> **Selected extract**:
◇ ◇ ◇
A perfect Irish salmon dinner is perfect for cold Irish winter nights and for that matter, any other night as well.

I’ve used the salmon roulade recipe for more than a decade and find it suits for both lunch and dinner. It originated at a small country house in West Cork where seafood is plentiful and popular; serve it with Guinness and Malt Brown Bread. For a more substantial meal, you’ll find the poached salmon with tarragon-leek-butter sauce totally guilt-free; serve it with boiled new potatoes and steamed Savoy cabbage.



Walnut Vinaigrette 

3 tablespoons roasted walnut oil 

1 tablespoon canola oil 

1 tablespoon white wine vinegar 

Salt and freshly ground pepper to taste


3/4 cup mayonnaise 

2 tablespoons Irish whiskey 

1 pound fresh crabmeat 

1/2 teaspoon fennel seeds 

8 slices smoked salmon

3 cups mixed greens 

1 avocado, peeled, pitted, and cut into 8 slices 

1/2 cup chopped walnuts 

  1. Make vinaigrette. Combine oils, vinegar, salt, and pepper in a sealable jar; cover, and shake until blended. Set aside.
  2. Make roulades. In a small bowl, whisk together mayonnaise and whiskey. Stir in crabmeat and fennel seeds. Spread crabmeat mixture onto slices of salmon, roll up into cylinder shapes, and refrigerate for 15 minutes.
  3. To serve, divide mixed greens among four salad plates. Place two roulades and two slices of avocado on each and sprinkle with walnuts. Drizzle vinaigrette over greens and serve with soda bread.



1 cup fine whole wheat flour, plus additional for sprinkling

1 cup coarse whole wheat flour or

1 cup each quick-cooking Irish oatmeal or oat bran

1/4 cup sugar

1/2 teaspoon baking soda

1/2 teaspoon salt

4 tablespoon unsalted butter, cut into small pieces

1 tablespoon barley malt extract (see Note)

3/4 cups buttermilk

3/4 cups Guinness stout

Softened butter for spreading

  1. Preheat oven to 375°F. Grease a 7-inch loaf pan and sprinkle with whole wheat flour.
  2. In a large mixing bowl, combine flours, oatmeal, oat or wheat bran, sugar, baking soda, and salt. With a pastry cutter or 2 forks, work in butter until mixture resembles coarse crumbs.
  3. Make a well in center, add malt, buttermilk, and Guinness, and mix with a wooden spoon to a porridge consistency. Do not overbeat. Transfer to prepared pan, sprinkle additional flour on top, and bake for 30 minutes.
◇ ◇ ◇
> **Raw records**:
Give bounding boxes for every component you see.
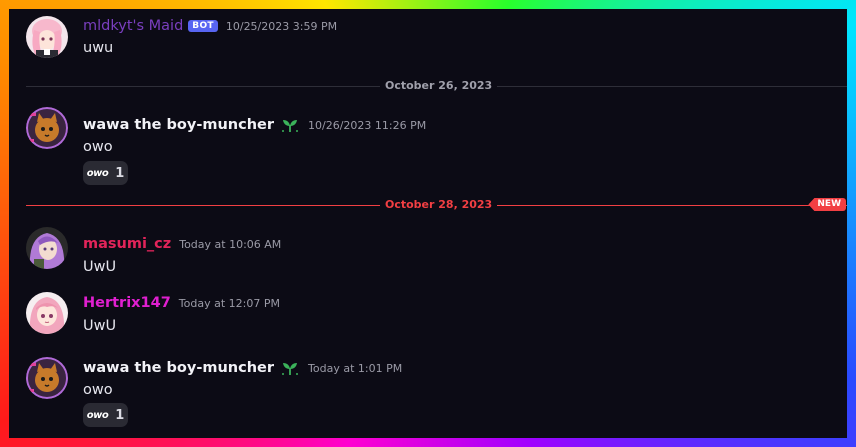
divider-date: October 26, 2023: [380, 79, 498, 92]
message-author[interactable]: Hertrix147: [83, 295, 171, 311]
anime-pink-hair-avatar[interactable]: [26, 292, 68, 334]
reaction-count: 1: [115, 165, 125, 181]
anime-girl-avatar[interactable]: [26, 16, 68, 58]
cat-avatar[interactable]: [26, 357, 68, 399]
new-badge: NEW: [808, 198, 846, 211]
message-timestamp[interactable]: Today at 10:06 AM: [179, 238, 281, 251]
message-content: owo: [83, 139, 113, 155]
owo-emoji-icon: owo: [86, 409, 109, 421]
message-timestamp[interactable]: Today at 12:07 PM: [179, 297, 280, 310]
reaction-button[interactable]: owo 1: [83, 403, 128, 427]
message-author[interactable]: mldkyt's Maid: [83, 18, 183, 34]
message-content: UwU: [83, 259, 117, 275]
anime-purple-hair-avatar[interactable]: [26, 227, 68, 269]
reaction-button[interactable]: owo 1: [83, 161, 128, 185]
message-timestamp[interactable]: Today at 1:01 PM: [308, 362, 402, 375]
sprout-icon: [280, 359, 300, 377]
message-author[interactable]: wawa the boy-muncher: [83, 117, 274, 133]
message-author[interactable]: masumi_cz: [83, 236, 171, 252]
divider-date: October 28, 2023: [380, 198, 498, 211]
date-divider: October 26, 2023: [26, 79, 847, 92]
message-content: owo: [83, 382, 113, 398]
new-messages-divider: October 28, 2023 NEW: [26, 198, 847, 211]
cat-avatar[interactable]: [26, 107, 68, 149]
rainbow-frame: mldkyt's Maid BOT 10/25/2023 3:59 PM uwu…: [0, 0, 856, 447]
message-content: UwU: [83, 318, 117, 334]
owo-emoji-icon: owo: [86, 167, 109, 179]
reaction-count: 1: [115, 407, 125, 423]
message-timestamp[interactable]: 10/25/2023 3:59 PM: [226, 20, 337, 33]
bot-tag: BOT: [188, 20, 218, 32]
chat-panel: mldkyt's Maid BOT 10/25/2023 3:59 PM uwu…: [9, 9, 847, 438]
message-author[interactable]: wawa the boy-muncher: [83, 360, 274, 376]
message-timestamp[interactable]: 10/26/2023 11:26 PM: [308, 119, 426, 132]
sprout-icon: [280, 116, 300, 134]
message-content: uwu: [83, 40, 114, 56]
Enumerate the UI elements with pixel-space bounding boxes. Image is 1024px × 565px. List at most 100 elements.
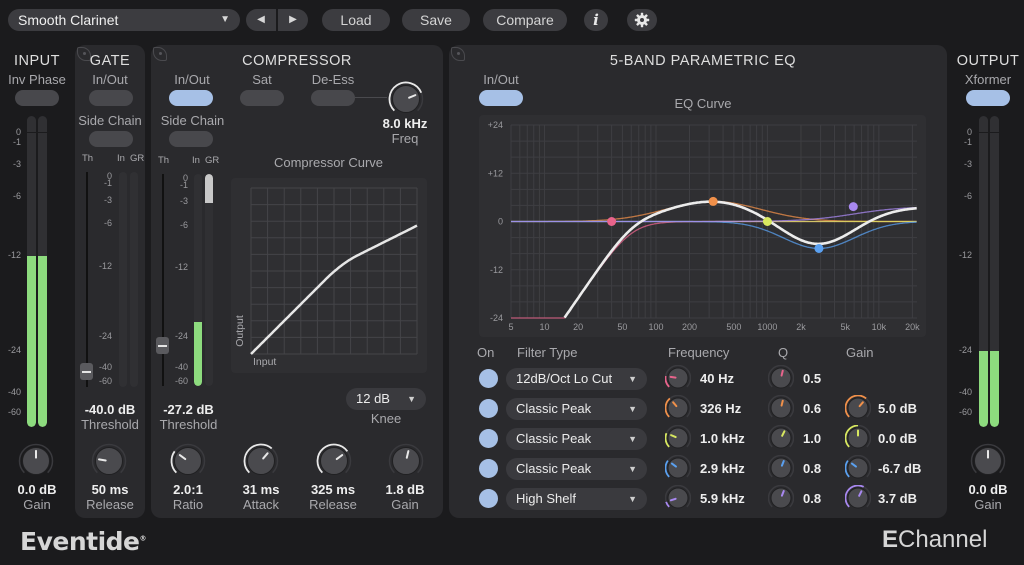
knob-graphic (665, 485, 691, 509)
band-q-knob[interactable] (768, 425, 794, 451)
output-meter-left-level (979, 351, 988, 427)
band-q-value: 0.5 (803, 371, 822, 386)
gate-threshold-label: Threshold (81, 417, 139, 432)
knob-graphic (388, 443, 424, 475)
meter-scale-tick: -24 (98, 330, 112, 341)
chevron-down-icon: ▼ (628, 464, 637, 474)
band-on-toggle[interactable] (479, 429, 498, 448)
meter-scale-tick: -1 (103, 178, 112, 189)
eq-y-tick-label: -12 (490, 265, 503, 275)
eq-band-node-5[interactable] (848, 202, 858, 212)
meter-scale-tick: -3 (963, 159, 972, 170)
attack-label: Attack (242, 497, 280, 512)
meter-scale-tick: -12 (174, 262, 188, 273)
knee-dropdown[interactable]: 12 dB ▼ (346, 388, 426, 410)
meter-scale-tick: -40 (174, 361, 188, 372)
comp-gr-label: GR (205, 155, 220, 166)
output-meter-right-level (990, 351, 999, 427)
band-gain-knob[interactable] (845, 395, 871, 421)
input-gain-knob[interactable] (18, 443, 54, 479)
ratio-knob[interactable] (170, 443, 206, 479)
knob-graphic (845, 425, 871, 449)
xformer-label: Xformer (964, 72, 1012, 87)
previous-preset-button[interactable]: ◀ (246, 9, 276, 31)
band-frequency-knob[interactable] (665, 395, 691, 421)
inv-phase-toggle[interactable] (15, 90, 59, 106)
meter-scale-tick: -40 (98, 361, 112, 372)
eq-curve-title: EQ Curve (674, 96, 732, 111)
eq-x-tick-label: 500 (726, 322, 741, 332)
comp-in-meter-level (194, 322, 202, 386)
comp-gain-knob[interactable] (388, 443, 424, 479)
◇ ◇ ◇
> **Required work**:
1. In the Irish salmon dinner recipes, where did the salmon roulade recipe originate?
2. From the Irish salmon dinner recipes, set down the passage starting with "Softened butter for" and going on through "for 30 minutes.".
3. Resume the Irish salmon dinner recipes from the point where they stop.

> **Set of answers**:
1. At a small country house in West Cork.

2.
Softened butter for spreading

  1. Preheat oven to 375°F. Grease a 7-inch loaf pan and sprinkle with whole wheat flour.
  2. In a large mixing bowl, combine flours, oatmeal, oat or wheat bran, sugar, baking soda, and salt. With a pastry cutter or 2 forks, work in butter until mixture resembles coarse crumbs.
  3. Make a well in center, add malt, buttermilk, and Guinness, and mix with a wooden spoon to a porridge consistency. Do not overbeat. Transfer to prepared pan, sprinkle additional flour on top, and bake for 30 minutes.

3.
  4. Reduce temperature to 325°F and bake for 30 minutes longer, or until a skewer inserted into center comes out clean. Turn oven off and let bread cool with door open for 30 minutes. Remove bread from pan and let cool completely on a wire rack before slicing. Serve slices spread with butter.

Note: Malt extract, also called barley malt, is available in health foods stores.




1/3 cup dry white wine

1/3 cup fish stock or clam broth

1 carrot, peeled and sliced

1 celery stalk with leaves, cut into 4 pieces

2 tbsp. minced fresh dill

6 (6-ounce) center-cut salmon fillets with skin

Salt and freshly ground pepper to taste

Lemon slices, fresh dill, and fresh tarragon for garnish


1 shallot, minced

1 leek, white part only, washed and sliced

3 tablespoons white wine vinegar

3 tablespoons dry white wine

12 tablespoons butter, cut into small pieces

1 1/2 teaspoons minced fresh tarragon or 1/2 teaspoon dried

Salt and white pepper to taste

  1. Make salmon. In a large skillet over medium heat, combine wine, stock or broth, carrot, celery stalk and leaves, and dill. Place salmon fillets, skin side down, in skillet and sprinkle with salt and pepper. Cover skillet tightly and simmer over medium-low heat for about 10 minutes, or until salmon is barely opaque in center.
  2. Remove from heat and let stand, covered, for 5 minutes. Transfer salmon to platter; discard poaching liquid. Cover salmon with plastic wrap and keep warm while preparing sauce, or chill at least 4 hours and serve cold.
  3. Make sauce. In a small saucepan, bring shallot, leek, vinegar, and wine to a boil. Reduce heat to medium and cook, uncovered, for about 10 minutes, or until liquid is reduced to about 2 tablespoons. Whisk in butter, 1 tablespoon at a time, and then add the tarragon, salt, and pepper. Keep warm in a double boiler over hot water, or reheat over gentle heat. Serve salmon with sauce, potatoes, and cabbage.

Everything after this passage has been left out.